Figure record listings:
>>>

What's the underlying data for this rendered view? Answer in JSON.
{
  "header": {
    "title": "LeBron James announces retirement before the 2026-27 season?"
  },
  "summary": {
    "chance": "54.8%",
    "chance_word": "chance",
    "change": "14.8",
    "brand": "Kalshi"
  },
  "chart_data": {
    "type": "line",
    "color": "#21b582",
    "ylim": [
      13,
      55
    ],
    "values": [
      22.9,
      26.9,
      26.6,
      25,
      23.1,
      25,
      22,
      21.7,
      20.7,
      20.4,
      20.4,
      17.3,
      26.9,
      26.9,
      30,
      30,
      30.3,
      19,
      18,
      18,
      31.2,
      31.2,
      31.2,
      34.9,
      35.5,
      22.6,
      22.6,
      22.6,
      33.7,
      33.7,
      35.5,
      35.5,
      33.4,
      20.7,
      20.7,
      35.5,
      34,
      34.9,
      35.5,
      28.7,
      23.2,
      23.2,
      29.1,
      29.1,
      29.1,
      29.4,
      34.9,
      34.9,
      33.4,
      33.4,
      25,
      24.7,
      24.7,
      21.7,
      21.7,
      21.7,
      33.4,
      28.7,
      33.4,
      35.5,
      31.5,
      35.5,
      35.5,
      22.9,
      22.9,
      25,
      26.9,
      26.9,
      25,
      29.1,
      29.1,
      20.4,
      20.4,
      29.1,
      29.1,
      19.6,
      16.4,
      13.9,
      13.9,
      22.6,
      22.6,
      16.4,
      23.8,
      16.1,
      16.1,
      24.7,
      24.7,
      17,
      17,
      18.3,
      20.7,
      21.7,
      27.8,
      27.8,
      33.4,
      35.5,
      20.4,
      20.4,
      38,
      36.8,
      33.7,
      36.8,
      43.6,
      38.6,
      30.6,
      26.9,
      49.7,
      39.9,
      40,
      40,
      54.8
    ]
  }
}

<<<

What this task involves
From the listing above, reproduce all the lines exactly.

Output of the exercise
What's the underlying data for this rendered view? Answer in JSON.
{
  "header": {
    "title": "LeBron James announces retirement before the 2026-27 season?"
  },
  "summary": {
    "chance": "54.8%",
    "chance_word": "chance",
    "change": "14.8",
    "brand": "Kalshi"
  },
  "chart_data": {
    "type": "line",
    "color": "#21b582",
    "ylim": [
      13,
      55
    ],
    "values": [
      22.9,
      26.9,
      26.6,
      25,
      23.1,
      25,
      22,
      21.7,
      20.7,
      20.4,
      20.4,
      17.3,
      26.9,
      26.9,
      30,
      30,
      30.3,
      19,
      18,
      18,
      31.2,
      31.2,
      31.2,
      34.9,
      35.5,
      22.6,
      22.6,
      22.6,
      33.7,
      33.7,
      35.5,
      35.5,
      33.4,
      20.7,
      20.7,
      35.5,
      34,
      34.9,
      35.5,
      28.7,
      23.2,
      23.2,
      29.1,
      29.1,
      29.1,
      29.4,
      34.9,
      34.9,
      33.4,
      33.4,
      25,
      24.7,
      24.7,
      21.7,
      21.7,
      21.7,
      33.4,
      28.7,
      33.4,
      35.5,
      31.5,
      35.5,
      35.5,
      22.9,
      22.9,
      25,
      26.9,
      26.9,
      25,
      29.1,
      29.1,
      20.4,
      20.4,
      29.1,
      29.1,
      19.6,
      16.4,
      13.9,
      13.9,
      22.6,
      22.6,
      16.4,
      23.8,
      16.1,
      16.1,
      24.7,
      24.7,
      17,
      17,
      18.3,
      20.7,
      21.7,
      27.8,
      27.8,
      33.4,
      35.5,
      20.4,
      20.4,
      38,
      36.8,
      33.7,
      36.8,
      43.6,
      38.6,
      30.6,
      26.9,
      49.7,
      39.9,
      40,
      40,
      54.8
    ]
  }
}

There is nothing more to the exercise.